▶ **Set exercise**
Check every line of the entries for "structured", and copy the lines that hold it.

▶ **Records to use**
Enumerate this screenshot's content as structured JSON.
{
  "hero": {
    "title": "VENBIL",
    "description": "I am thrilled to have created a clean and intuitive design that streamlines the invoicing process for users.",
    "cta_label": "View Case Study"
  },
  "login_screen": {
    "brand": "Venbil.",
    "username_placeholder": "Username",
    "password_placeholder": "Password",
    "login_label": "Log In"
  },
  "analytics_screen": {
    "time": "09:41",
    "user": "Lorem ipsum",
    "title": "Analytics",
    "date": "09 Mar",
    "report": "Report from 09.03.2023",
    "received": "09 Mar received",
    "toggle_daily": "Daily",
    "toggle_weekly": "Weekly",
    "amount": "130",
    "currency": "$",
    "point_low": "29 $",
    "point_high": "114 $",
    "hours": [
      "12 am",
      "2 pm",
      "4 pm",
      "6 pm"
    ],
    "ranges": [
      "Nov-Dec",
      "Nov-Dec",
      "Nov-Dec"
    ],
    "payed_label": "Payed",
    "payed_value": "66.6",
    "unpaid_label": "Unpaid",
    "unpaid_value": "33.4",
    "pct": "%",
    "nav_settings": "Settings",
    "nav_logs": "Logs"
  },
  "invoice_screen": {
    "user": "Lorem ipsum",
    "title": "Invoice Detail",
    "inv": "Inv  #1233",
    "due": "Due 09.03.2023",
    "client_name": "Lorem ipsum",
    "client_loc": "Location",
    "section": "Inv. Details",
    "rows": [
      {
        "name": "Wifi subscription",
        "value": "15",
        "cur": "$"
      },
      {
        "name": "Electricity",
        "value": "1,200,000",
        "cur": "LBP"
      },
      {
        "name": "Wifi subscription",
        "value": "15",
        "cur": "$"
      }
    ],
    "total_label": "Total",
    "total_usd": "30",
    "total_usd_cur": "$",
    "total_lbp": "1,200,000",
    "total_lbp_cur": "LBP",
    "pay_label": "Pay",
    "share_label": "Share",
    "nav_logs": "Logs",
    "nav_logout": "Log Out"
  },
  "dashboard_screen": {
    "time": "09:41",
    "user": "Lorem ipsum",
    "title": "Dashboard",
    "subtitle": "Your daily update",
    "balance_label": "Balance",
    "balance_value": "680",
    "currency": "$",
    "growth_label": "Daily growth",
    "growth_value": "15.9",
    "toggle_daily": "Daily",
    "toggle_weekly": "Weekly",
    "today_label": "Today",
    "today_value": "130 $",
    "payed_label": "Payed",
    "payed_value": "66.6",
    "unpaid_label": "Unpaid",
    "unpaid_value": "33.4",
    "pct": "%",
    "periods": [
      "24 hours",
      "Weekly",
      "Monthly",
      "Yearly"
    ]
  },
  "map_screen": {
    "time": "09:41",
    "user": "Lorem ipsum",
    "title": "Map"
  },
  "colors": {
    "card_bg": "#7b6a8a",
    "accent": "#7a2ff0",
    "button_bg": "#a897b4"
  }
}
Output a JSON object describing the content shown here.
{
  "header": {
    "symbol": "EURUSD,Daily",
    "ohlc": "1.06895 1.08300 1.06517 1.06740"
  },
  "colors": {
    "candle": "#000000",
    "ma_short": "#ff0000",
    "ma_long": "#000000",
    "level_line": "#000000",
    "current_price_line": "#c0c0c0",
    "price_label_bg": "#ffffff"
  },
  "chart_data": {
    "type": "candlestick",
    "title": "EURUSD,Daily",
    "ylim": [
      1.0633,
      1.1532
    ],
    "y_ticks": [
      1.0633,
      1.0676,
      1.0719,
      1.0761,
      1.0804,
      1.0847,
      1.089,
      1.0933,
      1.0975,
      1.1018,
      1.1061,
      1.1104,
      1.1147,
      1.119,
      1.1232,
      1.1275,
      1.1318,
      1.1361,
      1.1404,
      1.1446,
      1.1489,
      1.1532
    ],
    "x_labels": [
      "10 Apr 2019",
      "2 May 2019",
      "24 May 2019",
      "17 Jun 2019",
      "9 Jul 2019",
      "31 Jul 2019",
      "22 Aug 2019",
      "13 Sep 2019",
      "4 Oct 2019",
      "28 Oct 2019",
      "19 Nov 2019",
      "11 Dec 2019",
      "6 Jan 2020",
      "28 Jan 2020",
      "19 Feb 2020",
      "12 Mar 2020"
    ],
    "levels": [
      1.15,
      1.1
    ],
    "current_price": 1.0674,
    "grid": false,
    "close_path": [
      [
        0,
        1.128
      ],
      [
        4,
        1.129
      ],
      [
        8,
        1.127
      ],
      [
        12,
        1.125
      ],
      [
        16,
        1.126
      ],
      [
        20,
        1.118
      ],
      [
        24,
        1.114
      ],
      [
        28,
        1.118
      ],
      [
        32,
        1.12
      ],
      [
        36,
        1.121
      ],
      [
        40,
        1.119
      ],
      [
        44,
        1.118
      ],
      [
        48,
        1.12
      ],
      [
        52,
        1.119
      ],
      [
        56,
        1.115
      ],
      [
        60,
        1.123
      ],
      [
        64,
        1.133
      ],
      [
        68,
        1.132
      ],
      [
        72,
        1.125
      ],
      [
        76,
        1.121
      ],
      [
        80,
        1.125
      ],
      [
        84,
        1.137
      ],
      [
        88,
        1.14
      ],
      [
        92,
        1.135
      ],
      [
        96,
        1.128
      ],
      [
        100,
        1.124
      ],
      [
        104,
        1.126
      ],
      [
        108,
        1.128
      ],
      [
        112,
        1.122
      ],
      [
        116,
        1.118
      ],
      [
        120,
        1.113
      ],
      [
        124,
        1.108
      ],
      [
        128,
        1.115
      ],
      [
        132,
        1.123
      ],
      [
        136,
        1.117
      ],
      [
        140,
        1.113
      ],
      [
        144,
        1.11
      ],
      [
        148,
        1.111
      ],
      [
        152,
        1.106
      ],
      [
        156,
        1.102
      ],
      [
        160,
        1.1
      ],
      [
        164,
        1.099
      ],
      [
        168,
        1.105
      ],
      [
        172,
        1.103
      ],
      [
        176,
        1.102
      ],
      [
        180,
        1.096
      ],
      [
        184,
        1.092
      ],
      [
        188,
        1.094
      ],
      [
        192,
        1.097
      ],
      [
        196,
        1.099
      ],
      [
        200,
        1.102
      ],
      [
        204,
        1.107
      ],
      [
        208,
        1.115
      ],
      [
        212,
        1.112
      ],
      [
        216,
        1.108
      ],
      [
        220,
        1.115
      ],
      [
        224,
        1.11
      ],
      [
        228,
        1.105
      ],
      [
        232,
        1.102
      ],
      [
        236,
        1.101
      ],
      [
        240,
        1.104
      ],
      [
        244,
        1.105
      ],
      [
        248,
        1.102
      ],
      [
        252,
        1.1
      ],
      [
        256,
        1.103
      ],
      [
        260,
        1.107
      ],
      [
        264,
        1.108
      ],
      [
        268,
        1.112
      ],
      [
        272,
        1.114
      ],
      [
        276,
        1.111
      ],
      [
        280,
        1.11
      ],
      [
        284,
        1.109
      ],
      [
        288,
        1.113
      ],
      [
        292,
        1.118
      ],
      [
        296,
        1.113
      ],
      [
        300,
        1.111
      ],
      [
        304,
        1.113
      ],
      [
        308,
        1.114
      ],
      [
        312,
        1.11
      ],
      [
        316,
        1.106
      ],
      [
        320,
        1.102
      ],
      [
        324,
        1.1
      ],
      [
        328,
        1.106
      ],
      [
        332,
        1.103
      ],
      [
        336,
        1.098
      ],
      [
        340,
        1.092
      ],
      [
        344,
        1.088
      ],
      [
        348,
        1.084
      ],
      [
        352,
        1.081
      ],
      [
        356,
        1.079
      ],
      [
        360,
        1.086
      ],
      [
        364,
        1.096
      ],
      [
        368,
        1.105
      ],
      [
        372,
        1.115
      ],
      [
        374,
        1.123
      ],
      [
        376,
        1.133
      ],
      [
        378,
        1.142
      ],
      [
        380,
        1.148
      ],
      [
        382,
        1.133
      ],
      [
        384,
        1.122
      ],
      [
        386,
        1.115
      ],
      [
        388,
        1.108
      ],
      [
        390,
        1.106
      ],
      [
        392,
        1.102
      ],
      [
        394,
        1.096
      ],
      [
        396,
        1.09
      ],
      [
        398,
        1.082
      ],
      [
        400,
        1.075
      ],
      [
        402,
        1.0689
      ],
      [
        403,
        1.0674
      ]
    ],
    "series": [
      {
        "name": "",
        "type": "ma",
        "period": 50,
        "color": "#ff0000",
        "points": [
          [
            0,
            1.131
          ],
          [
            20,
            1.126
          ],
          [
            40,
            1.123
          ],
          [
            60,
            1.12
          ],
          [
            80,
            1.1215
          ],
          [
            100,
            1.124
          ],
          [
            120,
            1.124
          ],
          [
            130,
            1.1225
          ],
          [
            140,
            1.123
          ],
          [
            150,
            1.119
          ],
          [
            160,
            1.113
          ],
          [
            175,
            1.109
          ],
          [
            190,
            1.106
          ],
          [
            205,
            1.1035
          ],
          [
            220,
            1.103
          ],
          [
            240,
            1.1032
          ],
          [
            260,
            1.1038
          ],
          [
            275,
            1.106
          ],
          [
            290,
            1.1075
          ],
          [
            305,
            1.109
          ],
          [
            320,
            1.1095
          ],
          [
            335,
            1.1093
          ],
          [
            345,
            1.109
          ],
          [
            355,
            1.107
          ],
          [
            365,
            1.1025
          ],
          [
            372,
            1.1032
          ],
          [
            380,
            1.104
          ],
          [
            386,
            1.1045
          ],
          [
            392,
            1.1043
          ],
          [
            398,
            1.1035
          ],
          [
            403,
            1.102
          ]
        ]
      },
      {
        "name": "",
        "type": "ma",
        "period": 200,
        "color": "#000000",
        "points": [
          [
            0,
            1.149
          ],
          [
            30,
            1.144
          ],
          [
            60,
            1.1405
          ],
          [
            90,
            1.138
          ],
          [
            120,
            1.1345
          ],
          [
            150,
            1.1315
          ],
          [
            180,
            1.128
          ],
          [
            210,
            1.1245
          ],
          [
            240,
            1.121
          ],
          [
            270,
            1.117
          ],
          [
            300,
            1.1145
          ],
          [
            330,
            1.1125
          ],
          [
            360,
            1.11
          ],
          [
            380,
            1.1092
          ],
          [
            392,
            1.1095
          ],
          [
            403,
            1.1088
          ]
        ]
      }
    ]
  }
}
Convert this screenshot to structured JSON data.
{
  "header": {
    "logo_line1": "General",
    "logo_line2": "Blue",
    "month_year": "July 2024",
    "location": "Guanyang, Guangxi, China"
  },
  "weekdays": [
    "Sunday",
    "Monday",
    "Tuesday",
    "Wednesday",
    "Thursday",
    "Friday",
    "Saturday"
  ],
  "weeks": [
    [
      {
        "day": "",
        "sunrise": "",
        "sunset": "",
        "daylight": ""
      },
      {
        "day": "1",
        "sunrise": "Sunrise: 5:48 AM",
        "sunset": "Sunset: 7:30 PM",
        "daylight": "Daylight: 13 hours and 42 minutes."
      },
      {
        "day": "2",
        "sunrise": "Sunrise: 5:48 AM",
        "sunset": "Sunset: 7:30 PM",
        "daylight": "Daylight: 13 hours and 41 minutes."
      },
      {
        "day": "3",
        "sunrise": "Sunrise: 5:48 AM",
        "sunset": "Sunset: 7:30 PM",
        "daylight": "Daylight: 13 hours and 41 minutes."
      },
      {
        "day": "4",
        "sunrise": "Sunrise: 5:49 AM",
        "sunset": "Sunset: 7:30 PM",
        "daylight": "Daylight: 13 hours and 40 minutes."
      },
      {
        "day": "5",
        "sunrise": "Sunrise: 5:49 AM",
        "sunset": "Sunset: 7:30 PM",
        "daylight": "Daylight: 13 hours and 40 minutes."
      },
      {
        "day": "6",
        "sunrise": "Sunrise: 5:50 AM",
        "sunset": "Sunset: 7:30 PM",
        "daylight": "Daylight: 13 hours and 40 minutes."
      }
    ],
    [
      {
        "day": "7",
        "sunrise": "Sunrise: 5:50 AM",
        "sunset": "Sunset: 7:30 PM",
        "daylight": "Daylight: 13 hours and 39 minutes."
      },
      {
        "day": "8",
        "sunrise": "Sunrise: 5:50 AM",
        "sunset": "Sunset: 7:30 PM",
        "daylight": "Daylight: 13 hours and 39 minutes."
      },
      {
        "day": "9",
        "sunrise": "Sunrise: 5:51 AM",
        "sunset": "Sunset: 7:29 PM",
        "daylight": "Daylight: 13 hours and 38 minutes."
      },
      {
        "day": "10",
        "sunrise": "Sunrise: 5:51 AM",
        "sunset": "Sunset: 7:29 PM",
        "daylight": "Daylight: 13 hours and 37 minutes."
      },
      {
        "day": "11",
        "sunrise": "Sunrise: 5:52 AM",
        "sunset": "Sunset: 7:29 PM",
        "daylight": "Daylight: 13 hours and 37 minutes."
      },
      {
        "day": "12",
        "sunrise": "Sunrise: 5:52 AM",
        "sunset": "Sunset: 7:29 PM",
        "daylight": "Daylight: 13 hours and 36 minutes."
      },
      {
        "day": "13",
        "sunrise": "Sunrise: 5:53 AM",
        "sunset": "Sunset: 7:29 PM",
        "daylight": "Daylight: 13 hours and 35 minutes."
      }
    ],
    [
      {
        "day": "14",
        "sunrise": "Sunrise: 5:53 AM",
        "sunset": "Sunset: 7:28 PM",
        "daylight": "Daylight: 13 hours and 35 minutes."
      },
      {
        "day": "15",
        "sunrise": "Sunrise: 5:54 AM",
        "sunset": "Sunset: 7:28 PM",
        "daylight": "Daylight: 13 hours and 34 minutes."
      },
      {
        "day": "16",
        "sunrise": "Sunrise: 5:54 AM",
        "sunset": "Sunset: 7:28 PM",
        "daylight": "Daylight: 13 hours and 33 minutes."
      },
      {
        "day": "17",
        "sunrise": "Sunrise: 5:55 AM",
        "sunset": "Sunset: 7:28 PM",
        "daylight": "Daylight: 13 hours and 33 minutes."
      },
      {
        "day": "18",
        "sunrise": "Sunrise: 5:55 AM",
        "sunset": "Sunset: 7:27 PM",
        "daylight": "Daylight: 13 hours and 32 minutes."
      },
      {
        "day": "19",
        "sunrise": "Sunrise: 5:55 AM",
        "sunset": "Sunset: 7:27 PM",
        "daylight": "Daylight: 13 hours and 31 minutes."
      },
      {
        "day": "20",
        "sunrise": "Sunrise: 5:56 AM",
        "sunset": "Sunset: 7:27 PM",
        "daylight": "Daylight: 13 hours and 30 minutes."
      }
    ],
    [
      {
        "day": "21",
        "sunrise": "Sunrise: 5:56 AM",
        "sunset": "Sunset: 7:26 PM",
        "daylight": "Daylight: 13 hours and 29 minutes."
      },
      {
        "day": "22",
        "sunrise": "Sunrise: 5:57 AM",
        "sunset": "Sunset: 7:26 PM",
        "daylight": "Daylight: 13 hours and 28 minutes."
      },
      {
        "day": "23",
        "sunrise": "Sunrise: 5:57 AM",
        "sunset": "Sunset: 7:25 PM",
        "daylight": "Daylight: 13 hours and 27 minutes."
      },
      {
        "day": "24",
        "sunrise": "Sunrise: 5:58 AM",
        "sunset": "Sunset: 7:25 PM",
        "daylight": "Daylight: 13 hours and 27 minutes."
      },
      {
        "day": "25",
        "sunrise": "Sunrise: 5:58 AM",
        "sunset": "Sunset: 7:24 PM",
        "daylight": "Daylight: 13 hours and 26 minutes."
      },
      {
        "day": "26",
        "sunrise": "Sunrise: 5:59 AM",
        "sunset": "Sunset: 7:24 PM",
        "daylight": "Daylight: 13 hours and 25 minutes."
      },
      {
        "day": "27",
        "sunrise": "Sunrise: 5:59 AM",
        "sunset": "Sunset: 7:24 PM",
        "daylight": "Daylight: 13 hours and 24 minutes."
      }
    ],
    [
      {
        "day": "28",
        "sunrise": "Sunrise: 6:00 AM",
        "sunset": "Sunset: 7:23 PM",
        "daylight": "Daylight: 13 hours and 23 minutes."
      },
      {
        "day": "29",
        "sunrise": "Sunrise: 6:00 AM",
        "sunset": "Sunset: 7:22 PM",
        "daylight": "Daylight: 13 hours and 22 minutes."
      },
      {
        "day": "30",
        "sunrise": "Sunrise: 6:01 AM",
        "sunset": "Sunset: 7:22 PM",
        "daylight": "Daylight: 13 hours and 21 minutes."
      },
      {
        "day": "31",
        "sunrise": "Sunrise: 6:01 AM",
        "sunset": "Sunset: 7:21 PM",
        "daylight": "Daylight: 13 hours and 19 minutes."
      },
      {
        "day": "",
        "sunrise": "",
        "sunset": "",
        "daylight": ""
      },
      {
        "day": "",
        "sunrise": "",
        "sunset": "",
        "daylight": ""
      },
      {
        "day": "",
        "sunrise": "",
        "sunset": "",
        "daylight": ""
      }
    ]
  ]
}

▶ **Output of the exercise**
Enumerate this screenshot's content as structured JSON.
Convert this screenshot to structured JSON data.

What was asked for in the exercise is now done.